EXERCISE TEXT:
· · ·

Mistakes I made.
1. I thought I was in charge.
In the village of Aberton I had a handful of skilled NPCs who could assist the players if needed. There was a 1st level mage, 2nd level thief and ranger and a 3rd level barbarian available. Depending on how they interacted with the village they would get certain NPCs to join. The ranger and barbarian went with them. So the players being 1st level and the NPCs being higher made them feel as if they were being led around. I had the players take the lead the entire time and only had the NPCs as combat enforcements, but because the NPCs were higher level Dwayne felt that it took away some of the players' thunder.
The solution for this will be to take the NPCs down one level and make it more of a farming village atmosphere. Also, the players requested I draw a map of the village.
2. Any more people in here we’re gonna need a lubricant.
This mistake came in two parts. I originally made the mine with a scale of 10'/square then reduced it to 5'/square. Wow, did things get crammed. Then to make it worse I applied the number of monsters with a heavy hand. I didn't realize this until I started putting miniature tokens down and thinking, there is no room in here. The players used the small corridors to their advantage. They fell back and funneled the monsters through so only one could attack at a time. But because of the number of monsters they were still getting whittled down at an alarming rate.

· · ·

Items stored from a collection
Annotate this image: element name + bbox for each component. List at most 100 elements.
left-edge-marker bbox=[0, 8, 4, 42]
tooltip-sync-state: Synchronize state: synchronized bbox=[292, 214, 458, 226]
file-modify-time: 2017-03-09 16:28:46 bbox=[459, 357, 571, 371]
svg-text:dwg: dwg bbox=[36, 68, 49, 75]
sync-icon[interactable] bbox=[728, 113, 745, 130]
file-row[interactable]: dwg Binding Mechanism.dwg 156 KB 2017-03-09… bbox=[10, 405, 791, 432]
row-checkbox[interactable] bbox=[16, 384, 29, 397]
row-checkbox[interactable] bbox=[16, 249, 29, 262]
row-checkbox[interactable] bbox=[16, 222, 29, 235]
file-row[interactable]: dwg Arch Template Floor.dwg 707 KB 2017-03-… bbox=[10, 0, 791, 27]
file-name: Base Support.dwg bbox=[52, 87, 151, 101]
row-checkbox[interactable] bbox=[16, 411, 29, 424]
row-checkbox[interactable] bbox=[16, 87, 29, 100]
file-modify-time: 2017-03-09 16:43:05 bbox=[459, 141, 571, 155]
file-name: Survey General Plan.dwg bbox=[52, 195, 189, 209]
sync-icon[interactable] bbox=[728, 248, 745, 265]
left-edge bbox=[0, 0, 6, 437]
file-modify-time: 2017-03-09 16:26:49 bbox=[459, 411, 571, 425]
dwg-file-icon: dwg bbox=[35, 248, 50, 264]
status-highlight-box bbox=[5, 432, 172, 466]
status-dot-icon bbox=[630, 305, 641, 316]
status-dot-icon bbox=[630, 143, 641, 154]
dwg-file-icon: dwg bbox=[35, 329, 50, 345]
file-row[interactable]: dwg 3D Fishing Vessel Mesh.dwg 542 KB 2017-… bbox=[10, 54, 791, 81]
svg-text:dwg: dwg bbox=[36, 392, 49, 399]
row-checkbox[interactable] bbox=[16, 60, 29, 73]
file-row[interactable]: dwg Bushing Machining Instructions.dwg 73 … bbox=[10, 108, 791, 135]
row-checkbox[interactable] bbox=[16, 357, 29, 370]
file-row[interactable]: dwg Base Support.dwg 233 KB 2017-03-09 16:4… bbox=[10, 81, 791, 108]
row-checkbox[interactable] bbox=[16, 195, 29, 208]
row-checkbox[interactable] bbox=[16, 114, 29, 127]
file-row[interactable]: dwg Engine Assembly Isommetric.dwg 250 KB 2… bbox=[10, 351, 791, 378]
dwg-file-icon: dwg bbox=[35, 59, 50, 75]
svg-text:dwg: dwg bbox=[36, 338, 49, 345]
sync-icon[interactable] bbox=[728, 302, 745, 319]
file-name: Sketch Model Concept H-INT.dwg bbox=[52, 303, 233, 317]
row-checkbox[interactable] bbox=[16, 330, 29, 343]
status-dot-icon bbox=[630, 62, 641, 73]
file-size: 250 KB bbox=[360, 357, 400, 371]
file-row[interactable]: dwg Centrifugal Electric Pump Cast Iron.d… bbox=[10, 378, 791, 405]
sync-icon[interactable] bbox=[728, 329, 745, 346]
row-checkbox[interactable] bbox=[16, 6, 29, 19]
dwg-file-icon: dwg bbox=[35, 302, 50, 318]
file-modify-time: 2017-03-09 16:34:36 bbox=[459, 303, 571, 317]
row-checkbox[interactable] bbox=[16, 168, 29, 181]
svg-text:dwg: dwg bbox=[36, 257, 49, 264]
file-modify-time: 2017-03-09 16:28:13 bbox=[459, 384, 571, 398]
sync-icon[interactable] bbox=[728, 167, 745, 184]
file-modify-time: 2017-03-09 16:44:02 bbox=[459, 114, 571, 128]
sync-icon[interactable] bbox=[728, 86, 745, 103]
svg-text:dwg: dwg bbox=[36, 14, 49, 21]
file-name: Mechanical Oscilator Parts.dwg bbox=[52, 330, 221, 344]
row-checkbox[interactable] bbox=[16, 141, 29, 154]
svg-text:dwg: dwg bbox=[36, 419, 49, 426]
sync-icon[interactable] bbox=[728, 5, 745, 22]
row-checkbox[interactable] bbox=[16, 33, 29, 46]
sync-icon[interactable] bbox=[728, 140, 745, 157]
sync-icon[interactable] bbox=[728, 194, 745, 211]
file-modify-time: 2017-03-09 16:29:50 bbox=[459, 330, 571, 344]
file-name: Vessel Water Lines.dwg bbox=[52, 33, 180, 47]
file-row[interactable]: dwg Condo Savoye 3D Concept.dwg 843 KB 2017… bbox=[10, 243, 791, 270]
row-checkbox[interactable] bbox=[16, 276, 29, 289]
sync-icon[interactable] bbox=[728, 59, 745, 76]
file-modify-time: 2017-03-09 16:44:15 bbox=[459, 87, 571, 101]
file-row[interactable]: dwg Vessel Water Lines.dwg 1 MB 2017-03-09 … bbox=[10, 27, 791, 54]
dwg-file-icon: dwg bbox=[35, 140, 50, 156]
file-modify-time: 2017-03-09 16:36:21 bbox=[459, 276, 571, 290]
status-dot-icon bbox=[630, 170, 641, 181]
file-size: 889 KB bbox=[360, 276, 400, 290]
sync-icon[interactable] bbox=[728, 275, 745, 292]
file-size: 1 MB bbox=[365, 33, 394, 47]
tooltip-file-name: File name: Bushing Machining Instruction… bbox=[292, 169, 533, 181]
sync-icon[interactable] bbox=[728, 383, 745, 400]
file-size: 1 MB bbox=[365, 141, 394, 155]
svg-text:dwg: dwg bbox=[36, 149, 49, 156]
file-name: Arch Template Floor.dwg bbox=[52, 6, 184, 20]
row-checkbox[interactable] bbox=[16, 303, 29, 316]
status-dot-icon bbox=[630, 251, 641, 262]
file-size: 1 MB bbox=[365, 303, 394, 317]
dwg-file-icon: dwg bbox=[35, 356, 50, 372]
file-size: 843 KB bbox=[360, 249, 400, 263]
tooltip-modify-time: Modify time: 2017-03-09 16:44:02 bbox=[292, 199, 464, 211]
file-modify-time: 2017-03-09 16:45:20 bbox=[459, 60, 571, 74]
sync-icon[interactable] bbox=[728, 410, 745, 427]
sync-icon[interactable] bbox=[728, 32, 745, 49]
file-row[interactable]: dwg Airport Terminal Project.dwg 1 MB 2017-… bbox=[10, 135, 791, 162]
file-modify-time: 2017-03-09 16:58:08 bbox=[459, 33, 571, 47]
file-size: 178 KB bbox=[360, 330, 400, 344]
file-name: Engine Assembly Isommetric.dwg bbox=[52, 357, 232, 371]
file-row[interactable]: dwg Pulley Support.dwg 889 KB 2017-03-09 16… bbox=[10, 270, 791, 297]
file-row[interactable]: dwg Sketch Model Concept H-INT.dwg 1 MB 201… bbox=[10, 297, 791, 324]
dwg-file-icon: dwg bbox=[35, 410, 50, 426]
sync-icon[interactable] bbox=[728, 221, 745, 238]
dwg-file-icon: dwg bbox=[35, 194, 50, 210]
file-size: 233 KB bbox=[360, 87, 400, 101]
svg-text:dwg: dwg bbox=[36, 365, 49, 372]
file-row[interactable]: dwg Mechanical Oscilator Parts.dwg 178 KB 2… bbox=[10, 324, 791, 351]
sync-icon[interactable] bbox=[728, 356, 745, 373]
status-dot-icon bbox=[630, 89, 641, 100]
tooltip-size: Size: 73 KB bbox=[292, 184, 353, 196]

· · ·

WORK INSTRUCTIONS: Write out the text on mistakes again, word for word from its first line to its last.

SOLUTION BELOW:
Mistakes I made.
1. I thought I was in charge.
In the village of Aberton I had a handful of skilled NPCs who could assist the players if needed. There was a 1st level mage, 2nd level thief and ranger and a 3rd level barbarian available. Depending on how they interacted with the village they would get certain NPCs to join. The ranger and barbarian went with them. So the players being 1st level and the NPCs being higher made them feel as if they were being led around. I had the players take the lead the entire time and only had the NPCs as combat enforcements, but because the NPCs were higher level Dwayne felt that it took away some of the players' thunder.
The solution for this will be to take the NPCs down one level and make it more of a farming village atmosphere. Also, the players requested I draw a map of the village.
2. Any more people in here we’re gonna need a lubricant.
This mistake came in two parts. I originally made the mine with a scale of 10'/square then reduced it to 5'/square. Wow, did things get crammed. Then to make it worse I applied the number of monsters with a heavy hand. I didn't realize this until I started putting miniature tokens down and thinking, there is no room in here. The players used the small corridors to their advantage. They fell back and funneled the monsters through so only one could attack at a time. But because of the number of monsters they were still getting whittled down at an alarming rate.